What you need to do -
Return each line of the data below exactly, omitting any pictures.

Figure collection entries
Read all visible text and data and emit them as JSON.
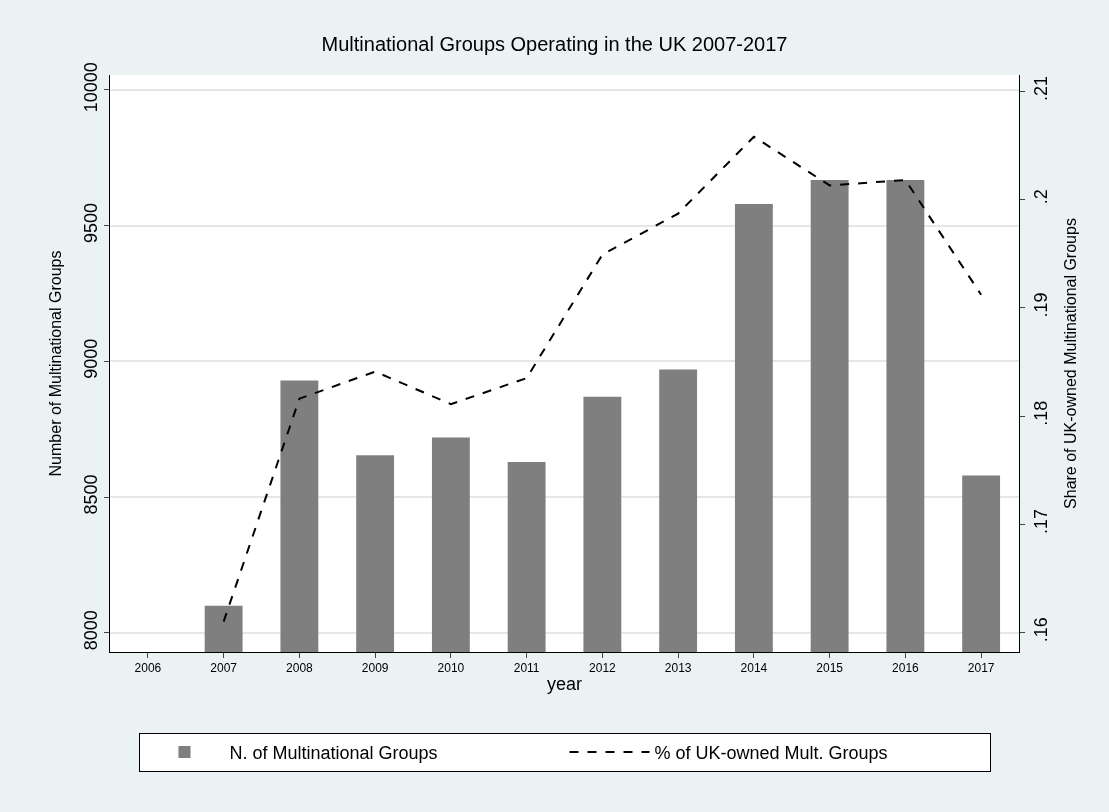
{
  "chart_data": {
    "type": "bar",
    "title": "Multinational Groups Operating in the UK 2007-2017",
    "xlabel": "year",
    "ylabel": "Number of Multinational Groups",
    "y2label": "Share of UK-owned Multinational Groups",
    "x": [
      2007,
      2008,
      2009,
      2010,
      2011,
      2012,
      2013,
      2014,
      2015,
      2016,
      2017
    ],
    "series": [
      {
        "name": "N. of Multinational Groups",
        "color": "#7f7f7f",
        "values": [
          8100,
          8930,
          8655,
          8720,
          8630,
          8870,
          8970,
          9580,
          9668,
          9668,
          8580
        ]
      },
      {
        "name": "% of UK-owned Mult. Groups",
        "type": "line",
        "axis": "y2",
        "color": "#000000",
        "line_style": "dashed",
        "values": [
          0.161,
          0.1816,
          0.1841,
          0.1811,
          0.1835,
          0.1949,
          0.1987,
          0.2058,
          0.2013,
          0.2018,
          0.1912
        ]
      }
    ],
    "xlim": [
      2005.5,
      2017.5
    ],
    "xticks": [
      2006,
      2007,
      2008,
      2009,
      2010,
      2011,
      2012,
      2013,
      2014,
      2015,
      2016,
      2017
    ],
    "ylim": [
      7930,
      10055
    ],
    "yticks": [
      8000,
      8500,
      9000,
      9500,
      10000
    ],
    "y2lim": [
      0.1582,
      0.2115
    ],
    "y2ticks": [
      {
        "value": 0.16,
        "label": ".16"
      },
      {
        "value": 0.17,
        "label": ".17"
      },
      {
        "value": 0.18,
        "label": ".18"
      },
      {
        "value": 0.19,
        "label": ".19"
      },
      {
        "value": 0.2,
        "label": ".2"
      },
      {
        "value": 0.21,
        "label": ".21"
      }
    ],
    "grid": "y",
    "legend": "bottom"
  }
}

Response for this exercise -
Read all visible text and data and emit them as JSON.
{
  "chart_data": {
    "type": "bar",
    "title": "Multinational Groups Operating in the UK 2007-2017",
    "xlabel": "year",
    "ylabel": "Number of Multinational Groups",
    "y2label": "Share of UK-owned Multinational Groups",
    "x": [
      2007,
      2008,
      2009,
      2010,
      2011,
      2012,
      2013,
      2014,
      2015,
      2016,
      2017
    ],
    "series": [
      {
        "name": "N. of Multinational Groups",
        "color": "#7f7f7f",
        "values": [
          8100,
          8930,
          8655,
          8720,
          8630,
          8870,
          8970,
          9580,
          9668,
          9668,
          8580
        ]
      },
      {
        "name": "% of UK-owned Mult. Groups",
        "type": "line",
        "axis": "y2",
        "color": "#000000",
        "line_style": "dashed",
        "values": [
          0.161,
          0.1816,
          0.1841,
          0.1811,
          0.1835,
          0.1949,
          0.1987,
          0.2058,
          0.2013,
          0.2018,
          0.1912
        ]
      }
    ],
    "xlim": [
      2005.5,
      2017.5
    ],
    "xticks": [
      2006,
      2007,
      2008,
      2009,
      2010,
      2011,
      2012,
      2013,
      2014,
      2015,
      2016,
      2017
    ],
    "ylim": [
      7930,
      10055
    ],
    "yticks": [
      8000,
      8500,
      9000,
      9500,
      10000
    ],
    "y2lim": [
      0.1582,
      0.2115
    ],
    "y2ticks": [
      {
        "value": 0.16,
        "label": ".16"
      },
      {
        "value": 0.17,
        "label": ".17"
      },
      {
        "value": 0.18,
        "label": ".18"
      },
      {
        "value": 0.19,
        "label": ".19"
      },
      {
        "value": 0.2,
        "label": ".2"
      },
      {
        "value": 0.21,
        "label": ".21"
      }
    ],
    "grid": "y",
    "legend": "bottom"
  }
}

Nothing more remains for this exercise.